| INSTRUCTIONS FOR THE TASK |
Every entry below must appear again, exactly as written.

| WORKING DATA |

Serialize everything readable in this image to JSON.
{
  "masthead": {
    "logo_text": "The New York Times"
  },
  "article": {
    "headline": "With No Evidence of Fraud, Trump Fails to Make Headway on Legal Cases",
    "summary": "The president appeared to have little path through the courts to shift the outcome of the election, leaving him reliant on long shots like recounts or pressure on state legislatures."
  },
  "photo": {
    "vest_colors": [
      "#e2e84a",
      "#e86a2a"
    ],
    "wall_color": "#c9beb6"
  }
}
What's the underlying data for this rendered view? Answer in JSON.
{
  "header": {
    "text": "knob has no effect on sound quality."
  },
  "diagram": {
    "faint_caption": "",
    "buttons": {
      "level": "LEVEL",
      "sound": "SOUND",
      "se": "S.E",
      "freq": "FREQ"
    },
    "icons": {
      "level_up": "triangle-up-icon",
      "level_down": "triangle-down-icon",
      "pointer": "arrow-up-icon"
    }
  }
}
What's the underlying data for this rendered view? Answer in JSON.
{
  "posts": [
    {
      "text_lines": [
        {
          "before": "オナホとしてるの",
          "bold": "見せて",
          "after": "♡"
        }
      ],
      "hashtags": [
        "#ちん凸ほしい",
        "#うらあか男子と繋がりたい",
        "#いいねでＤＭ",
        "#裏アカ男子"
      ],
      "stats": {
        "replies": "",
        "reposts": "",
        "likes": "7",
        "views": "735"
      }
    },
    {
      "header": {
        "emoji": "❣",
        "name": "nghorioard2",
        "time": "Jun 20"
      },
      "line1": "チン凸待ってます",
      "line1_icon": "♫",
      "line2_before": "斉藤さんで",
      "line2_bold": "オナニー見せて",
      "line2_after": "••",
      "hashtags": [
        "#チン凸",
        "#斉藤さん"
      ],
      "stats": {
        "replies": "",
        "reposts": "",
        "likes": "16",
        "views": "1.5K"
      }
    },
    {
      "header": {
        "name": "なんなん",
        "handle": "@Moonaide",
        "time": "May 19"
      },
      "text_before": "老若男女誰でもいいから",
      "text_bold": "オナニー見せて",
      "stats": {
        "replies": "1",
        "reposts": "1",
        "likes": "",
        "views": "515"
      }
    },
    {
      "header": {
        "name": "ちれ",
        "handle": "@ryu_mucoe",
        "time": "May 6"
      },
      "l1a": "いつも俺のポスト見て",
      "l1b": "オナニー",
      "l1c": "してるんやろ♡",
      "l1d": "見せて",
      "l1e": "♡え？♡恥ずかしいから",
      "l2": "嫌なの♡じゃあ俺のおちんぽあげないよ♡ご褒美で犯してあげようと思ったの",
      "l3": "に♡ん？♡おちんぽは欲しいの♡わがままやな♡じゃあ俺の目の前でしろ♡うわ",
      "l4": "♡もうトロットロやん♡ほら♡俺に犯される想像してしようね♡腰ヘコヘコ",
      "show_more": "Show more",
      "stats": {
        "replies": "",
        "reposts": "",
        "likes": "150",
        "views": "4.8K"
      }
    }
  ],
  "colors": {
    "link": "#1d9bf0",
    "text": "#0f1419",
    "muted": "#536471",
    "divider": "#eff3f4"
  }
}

| SOLUTION |
Serialize everything readable in this image to JSON.
{
  "masthead": {
    "logo_text": "The New York Times"
  },
  "article": {
    "headline": "With No Evidence of Fraud, Trump Fails to Make Headway on Legal Cases",
    "summary": "The president appeared to have little path through the courts to shift the outcome of the election, leaving him reliant on long shots like recounts or pressure on state legislatures."
  },
  "photo": {
    "vest_colors": [
      "#e2e84a",
      "#e86a2a"
    ],
    "wall_color": "#c9beb6"
  }
}
What's the underlying data for this rendered view? Answer in JSON.
{
  "header": {
    "text": "knob has no effect on sound quality."
  },
  "diagram": {
    "faint_caption": "",
    "buttons": {
      "level": "LEVEL",
      "sound": "SOUND",
      "se": "S.E",
      "freq": "FREQ"
    },
    "icons": {
      "level_up": "triangle-up-icon",
      "level_down": "triangle-down-icon",
      "pointer": "arrow-up-icon"
    }
  }
}
What's the underlying data for this rendered view? Answer in JSON.
{
  "posts": [
    {
      "text_lines": [
        {
          "before": "オナホとしてるの",
          "bold": "見せて",
          "after": "♡"
        }
      ],
      "hashtags": [
        "#ちん凸ほしい",
        "#うらあか男子と繋がりたい",
        "#いいねでＤＭ",
        "#裏アカ男子"
      ],
      "stats": {
        "replies": "",
        "reposts": "",
        "likes": "7",
        "views": "735"
      }
    },
    {
      "header": {
        "emoji": "❣",
        "name": "nghorioard2",
        "time": "Jun 20"
      },
      "line1": "チン凸待ってます",
      "line1_icon": "♫",
      "line2_before": "斉藤さんで",
      "line2_bold": "オナニー見せて",
      "line2_after": "••",
      "hashtags": [
        "#チン凸",
        "#斉藤さん"
      ],
      "stats": {
        "replies": "",
        "reposts": "",
        "likes": "16",
        "views": "1.5K"
      }
    },
    {
      "header": {
        "name": "なんなん",
        "handle": "@Moonaide",
        "time": "May 19"
      },
      "text_before": "老若男女誰でもいいから",
      "text_bold": "オナニー見せて",
      "stats": {
        "replies": "1",
        "reposts": "1",
        "likes": "",
        "views": "515"
      }
    },
    {
      "header": {
        "name": "ちれ",
        "handle": "@ryu_mucoe",
        "time": "May 6"
      },
      "l1a": "いつも俺のポスト見て",
      "l1b": "オナニー",
      "l1c": "してるんやろ♡",
      "l1d": "見せて",
      "l1e": "♡え？♡恥ずかしいから",
      "l2": "嫌なの♡じゃあ俺のおちんぽあげないよ♡ご褒美で犯してあげようと思ったの",
      "l3": "に♡ん？♡おちんぽは欲しいの♡わがままやな♡じゃあ俺の目の前でしろ♡うわ",
      "l4": "♡もうトロットロやん♡ほら♡俺に犯される想像してしようね♡腰ヘコヘコ",
      "show_more": "Show more",
      "stats": {
        "replies": "",
        "reposts": "",
        "likes": "150",
        "views": "4.8K"
      }
    }
  ],
  "colors": {
    "link": "#1d9bf0",
    "text": "#0f1419",
    "muted": "#536471",
    "divider": "#eff3f4"
  }
}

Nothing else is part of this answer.